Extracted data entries
________

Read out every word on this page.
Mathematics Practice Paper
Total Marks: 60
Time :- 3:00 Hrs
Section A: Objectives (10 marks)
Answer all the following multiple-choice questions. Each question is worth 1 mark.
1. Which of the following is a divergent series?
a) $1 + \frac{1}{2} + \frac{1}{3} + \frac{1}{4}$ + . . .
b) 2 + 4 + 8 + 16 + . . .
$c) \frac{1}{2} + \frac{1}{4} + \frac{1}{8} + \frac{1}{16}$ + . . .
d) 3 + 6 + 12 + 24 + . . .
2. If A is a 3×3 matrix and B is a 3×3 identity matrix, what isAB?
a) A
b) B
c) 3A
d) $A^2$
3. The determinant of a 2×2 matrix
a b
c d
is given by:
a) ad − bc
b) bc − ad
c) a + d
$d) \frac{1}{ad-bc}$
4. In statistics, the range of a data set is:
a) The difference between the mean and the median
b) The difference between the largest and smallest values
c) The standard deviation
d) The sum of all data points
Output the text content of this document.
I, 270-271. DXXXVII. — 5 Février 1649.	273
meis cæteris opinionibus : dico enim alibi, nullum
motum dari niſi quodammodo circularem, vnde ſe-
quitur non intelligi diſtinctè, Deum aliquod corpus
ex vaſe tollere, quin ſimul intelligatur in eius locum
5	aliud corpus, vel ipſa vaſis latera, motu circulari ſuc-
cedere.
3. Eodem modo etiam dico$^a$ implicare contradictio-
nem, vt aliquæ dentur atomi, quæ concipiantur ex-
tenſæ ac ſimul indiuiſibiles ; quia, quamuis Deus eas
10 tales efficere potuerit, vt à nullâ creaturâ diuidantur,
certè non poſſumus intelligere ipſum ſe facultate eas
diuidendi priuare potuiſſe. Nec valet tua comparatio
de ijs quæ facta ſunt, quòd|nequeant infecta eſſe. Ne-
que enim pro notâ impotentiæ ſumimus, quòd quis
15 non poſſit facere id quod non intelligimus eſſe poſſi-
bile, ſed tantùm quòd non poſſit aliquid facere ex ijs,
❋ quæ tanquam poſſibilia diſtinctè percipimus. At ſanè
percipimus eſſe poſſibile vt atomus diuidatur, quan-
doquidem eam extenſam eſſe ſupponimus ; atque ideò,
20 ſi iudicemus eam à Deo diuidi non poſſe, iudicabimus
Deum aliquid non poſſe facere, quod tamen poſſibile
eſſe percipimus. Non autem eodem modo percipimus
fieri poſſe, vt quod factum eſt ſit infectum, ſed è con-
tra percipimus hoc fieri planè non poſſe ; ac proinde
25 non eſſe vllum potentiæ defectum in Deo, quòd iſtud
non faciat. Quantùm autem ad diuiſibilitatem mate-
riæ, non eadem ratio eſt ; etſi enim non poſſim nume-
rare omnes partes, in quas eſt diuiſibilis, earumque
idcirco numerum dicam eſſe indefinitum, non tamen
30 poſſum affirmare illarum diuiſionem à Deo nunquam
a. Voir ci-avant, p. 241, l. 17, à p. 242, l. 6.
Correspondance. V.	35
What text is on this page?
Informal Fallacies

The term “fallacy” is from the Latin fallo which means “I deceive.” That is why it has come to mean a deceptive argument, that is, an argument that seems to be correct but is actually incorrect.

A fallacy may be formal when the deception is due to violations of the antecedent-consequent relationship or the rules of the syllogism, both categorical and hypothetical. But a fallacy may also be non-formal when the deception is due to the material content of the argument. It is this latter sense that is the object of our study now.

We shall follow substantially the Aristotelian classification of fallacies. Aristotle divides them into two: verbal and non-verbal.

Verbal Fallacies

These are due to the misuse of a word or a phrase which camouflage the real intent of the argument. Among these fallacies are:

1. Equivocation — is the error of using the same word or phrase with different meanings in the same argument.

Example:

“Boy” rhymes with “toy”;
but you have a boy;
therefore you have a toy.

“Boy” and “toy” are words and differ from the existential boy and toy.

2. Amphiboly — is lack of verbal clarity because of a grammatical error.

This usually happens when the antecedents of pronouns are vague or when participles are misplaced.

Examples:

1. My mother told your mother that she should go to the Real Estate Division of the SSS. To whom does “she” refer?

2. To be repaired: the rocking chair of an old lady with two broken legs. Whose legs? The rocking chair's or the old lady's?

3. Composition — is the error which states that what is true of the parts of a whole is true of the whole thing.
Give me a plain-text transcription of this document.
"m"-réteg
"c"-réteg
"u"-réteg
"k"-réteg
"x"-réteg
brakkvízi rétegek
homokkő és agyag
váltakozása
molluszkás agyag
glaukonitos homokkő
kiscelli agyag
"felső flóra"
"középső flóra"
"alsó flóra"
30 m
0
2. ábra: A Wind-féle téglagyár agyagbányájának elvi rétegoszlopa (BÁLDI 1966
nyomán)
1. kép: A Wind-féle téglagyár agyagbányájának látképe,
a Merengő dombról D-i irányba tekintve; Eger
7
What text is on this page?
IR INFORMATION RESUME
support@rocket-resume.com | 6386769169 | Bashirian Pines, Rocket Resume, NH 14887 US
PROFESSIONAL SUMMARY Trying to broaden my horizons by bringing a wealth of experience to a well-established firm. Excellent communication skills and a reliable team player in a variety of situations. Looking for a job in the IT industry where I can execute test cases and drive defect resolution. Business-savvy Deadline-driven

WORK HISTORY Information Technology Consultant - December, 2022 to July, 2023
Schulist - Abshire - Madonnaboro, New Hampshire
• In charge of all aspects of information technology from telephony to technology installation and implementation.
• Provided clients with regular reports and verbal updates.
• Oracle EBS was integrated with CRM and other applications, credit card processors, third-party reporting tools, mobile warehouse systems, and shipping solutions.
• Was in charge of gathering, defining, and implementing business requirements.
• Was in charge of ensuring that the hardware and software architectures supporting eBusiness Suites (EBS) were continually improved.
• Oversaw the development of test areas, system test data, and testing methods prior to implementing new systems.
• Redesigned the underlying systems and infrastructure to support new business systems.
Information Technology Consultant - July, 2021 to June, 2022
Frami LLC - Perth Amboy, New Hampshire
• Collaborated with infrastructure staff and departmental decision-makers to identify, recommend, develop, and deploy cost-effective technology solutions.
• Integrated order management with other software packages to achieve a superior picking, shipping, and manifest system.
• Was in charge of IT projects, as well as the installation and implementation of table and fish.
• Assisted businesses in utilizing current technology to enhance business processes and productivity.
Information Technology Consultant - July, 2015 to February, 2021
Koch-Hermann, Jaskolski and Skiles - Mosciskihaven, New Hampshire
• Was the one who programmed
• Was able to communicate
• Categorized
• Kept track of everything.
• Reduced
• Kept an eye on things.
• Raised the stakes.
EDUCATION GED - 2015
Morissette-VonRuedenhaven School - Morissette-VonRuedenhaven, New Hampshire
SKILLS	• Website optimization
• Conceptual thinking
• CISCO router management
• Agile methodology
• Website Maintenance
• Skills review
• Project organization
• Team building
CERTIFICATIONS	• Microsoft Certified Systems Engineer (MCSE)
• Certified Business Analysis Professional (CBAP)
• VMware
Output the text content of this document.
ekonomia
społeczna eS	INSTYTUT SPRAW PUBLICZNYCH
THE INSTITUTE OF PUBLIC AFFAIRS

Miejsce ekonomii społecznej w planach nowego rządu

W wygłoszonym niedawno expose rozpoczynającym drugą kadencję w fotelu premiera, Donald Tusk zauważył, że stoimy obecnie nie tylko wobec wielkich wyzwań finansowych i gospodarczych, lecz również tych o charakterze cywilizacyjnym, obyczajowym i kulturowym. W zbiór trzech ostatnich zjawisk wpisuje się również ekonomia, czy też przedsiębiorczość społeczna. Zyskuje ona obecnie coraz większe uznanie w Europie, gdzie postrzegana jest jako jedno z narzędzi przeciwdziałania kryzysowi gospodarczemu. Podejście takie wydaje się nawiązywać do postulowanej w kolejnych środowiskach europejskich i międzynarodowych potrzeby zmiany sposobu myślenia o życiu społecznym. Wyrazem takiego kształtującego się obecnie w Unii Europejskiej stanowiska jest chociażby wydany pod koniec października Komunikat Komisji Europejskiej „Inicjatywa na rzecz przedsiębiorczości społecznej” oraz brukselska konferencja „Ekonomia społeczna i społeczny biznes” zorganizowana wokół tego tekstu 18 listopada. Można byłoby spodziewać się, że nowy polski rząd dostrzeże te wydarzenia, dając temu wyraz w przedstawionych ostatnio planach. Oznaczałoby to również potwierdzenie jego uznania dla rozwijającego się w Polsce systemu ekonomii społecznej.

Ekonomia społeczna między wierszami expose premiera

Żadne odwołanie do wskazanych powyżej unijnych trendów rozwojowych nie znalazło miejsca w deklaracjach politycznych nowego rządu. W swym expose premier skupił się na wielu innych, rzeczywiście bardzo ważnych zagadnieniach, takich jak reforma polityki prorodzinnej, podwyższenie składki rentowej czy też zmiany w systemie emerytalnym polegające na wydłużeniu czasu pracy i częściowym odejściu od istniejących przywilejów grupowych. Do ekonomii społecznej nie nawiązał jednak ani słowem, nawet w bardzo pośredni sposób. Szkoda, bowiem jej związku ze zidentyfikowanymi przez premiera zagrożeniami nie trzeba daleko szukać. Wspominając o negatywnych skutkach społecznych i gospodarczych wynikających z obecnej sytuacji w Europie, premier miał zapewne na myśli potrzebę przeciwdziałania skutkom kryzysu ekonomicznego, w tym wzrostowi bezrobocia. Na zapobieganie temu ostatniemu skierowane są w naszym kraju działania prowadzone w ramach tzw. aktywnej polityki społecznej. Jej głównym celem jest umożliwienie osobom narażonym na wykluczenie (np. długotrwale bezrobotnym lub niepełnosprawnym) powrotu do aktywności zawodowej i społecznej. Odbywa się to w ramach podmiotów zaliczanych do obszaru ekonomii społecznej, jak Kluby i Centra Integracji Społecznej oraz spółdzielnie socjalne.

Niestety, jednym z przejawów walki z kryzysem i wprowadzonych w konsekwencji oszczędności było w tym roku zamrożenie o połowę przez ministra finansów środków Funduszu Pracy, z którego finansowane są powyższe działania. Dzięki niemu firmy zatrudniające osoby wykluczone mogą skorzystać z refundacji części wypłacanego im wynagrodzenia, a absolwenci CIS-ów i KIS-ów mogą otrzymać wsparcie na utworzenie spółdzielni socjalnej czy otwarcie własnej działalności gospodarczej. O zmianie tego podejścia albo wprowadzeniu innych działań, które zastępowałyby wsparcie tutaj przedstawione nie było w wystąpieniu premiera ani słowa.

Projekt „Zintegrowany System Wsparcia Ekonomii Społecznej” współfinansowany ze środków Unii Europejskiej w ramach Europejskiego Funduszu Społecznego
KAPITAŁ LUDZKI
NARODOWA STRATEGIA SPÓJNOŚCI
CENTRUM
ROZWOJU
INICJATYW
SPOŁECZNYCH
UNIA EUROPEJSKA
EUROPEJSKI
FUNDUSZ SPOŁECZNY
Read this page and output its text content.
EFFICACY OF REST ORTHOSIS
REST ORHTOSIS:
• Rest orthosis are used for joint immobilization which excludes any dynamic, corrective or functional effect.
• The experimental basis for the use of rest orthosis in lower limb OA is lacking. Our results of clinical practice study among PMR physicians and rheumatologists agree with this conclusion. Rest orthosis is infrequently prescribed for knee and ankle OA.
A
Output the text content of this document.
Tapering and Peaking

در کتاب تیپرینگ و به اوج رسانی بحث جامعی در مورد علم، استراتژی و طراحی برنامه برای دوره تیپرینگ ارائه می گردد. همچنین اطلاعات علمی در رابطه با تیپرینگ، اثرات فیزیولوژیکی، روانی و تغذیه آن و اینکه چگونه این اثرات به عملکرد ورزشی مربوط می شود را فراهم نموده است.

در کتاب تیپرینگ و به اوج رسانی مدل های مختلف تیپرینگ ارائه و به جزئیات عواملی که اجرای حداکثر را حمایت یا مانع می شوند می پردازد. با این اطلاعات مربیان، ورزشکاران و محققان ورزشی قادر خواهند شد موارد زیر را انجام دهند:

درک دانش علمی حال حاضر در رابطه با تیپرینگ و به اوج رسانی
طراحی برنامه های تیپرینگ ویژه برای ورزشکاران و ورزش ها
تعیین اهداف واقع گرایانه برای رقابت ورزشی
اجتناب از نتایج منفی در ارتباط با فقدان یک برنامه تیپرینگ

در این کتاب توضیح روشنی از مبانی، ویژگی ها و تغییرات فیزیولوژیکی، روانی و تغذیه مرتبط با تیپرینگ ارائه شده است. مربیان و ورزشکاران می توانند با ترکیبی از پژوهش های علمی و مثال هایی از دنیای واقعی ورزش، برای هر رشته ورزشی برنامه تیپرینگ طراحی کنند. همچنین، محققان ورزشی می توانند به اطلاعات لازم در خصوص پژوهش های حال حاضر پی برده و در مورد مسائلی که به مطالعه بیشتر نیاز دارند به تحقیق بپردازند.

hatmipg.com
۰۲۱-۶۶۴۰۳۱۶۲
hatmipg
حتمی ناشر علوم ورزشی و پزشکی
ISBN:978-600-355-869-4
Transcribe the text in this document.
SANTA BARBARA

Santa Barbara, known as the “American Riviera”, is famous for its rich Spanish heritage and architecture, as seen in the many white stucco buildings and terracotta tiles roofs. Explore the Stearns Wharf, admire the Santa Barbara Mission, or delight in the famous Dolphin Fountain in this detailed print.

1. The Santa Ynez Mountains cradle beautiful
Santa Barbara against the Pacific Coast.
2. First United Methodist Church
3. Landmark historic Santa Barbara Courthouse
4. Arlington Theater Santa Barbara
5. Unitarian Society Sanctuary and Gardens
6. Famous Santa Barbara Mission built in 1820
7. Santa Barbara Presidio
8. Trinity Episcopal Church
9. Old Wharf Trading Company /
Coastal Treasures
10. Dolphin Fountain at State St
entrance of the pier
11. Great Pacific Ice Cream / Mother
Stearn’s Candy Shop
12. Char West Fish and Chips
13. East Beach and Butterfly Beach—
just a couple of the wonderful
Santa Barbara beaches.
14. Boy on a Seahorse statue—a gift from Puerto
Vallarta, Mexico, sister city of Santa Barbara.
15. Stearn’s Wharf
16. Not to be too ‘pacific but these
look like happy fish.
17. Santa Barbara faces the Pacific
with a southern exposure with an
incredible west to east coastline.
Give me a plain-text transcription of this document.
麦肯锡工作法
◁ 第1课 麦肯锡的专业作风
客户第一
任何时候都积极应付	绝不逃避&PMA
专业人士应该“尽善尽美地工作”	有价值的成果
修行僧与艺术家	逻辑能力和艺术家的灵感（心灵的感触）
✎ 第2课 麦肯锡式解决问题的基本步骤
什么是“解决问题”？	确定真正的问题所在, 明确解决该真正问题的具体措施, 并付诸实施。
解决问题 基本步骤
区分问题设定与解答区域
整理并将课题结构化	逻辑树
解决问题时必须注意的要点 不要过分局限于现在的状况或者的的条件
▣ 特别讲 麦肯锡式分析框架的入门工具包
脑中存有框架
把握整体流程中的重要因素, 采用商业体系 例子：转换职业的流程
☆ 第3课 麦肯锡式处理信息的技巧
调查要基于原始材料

________

EXERCISE OBJECTIVE: Among the lines of the data above, determine how many contain the word "Website". Report the number alone.

WORKED ANSWER: 2